[Dataset records]
* * *

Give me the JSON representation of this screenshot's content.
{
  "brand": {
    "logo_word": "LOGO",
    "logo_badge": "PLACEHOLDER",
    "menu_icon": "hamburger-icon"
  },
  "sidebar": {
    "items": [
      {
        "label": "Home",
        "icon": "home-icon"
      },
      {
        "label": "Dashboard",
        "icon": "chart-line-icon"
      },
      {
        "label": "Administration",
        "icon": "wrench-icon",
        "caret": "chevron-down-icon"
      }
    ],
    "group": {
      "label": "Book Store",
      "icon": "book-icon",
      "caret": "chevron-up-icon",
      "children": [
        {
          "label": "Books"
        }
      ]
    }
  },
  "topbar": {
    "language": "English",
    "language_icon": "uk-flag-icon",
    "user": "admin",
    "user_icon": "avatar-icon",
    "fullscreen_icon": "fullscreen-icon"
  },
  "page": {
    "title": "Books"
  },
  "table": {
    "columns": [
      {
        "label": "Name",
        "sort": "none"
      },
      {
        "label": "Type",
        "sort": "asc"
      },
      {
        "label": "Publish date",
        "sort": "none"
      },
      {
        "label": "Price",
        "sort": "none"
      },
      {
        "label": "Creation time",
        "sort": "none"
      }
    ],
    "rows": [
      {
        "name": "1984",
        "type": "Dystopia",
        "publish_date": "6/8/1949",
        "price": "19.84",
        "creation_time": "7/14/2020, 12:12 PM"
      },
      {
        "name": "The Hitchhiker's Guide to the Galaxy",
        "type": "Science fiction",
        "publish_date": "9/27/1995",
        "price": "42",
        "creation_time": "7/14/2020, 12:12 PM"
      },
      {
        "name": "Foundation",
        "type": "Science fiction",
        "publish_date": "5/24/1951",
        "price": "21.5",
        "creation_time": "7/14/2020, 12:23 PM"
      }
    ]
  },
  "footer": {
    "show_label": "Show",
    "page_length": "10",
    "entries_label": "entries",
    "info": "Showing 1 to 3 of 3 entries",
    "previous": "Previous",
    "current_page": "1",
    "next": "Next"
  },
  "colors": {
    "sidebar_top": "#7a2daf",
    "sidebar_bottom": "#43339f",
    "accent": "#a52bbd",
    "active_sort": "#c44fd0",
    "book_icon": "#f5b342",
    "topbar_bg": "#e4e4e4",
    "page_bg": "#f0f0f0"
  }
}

* * *

» **Written task**: Reproduce every record, matching each line exactly.

» **Response to the exercise**:
Give me the JSON representation of this screenshot's content.
{
  "brand": {
    "logo_word": "LOGO",
    "logo_badge": "PLACEHOLDER",
    "menu_icon": "hamburger-icon"
  },
  "sidebar": {
    "items": [
      {
        "label": "Home",
        "icon": "home-icon"
      },
      {
        "label": "Dashboard",
        "icon": "chart-line-icon"
      },
      {
        "label": "Administration",
        "icon": "wrench-icon",
        "caret": "chevron-down-icon"
      }
    ],
    "group": {
      "label": "Book Store",
      "icon": "book-icon",
      "caret": "chevron-up-icon",
      "children": [
        {
          "label": "Books"
        }
      ]
    }
  },
  "topbar": {
    "language": "English",
    "language_icon": "uk-flag-icon",
    "user": "admin",
    "user_icon": "avatar-icon",
    "fullscreen_icon": "fullscreen-icon"
  },
  "page": {
    "title": "Books"
  },
  "table": {
    "columns": [
      {
        "label": "Name",
        "sort": "none"
      },
      {
        "label": "Type",
        "sort": "asc"
      },
      {
        "label": "Publish date",
        "sort": "none"
      },
      {
        "label": "Price",
        "sort": "none"
      },
      {
        "label": "Creation time",
        "sort": "none"
      }
    ],
    "rows": [
      {
        "name": "1984",
        "type": "Dystopia",
        "publish_date": "6/8/1949",
        "price": "19.84",
        "creation_time": "7/14/2020, 12:12 PM"
      },
      {
        "name": "The Hitchhiker's Guide to the Galaxy",
        "type": "Science fiction",
        "publish_date": "9/27/1995",
        "price": "42",
        "creation_time": "7/14/2020, 12:12 PM"
      },
      {
        "name": "Foundation",
        "type": "Science fiction",
        "publish_date": "5/24/1951",
        "price": "21.5",
        "creation_time": "7/14/2020, 12:23 PM"
      }
    ]
  },
  "footer": {
    "show_label": "Show",
    "page_length": "10",
    "entries_label": "entries",
    "info": "Showing 1 to 3 of 3 entries",
    "previous": "Previous",
    "current_page": "1",
    "next": "Next"
  },
  "colors": {
    "sidebar_top": "#7a2daf",
    "sidebar_bottom": "#43339f",
    "accent": "#a52bbd",
    "active_sort": "#c44fd0",
    "book_icon": "#f5b342",
    "topbar_bg": "#e4e4e4",
    "page_bg": "#f0f0f0"
  }
}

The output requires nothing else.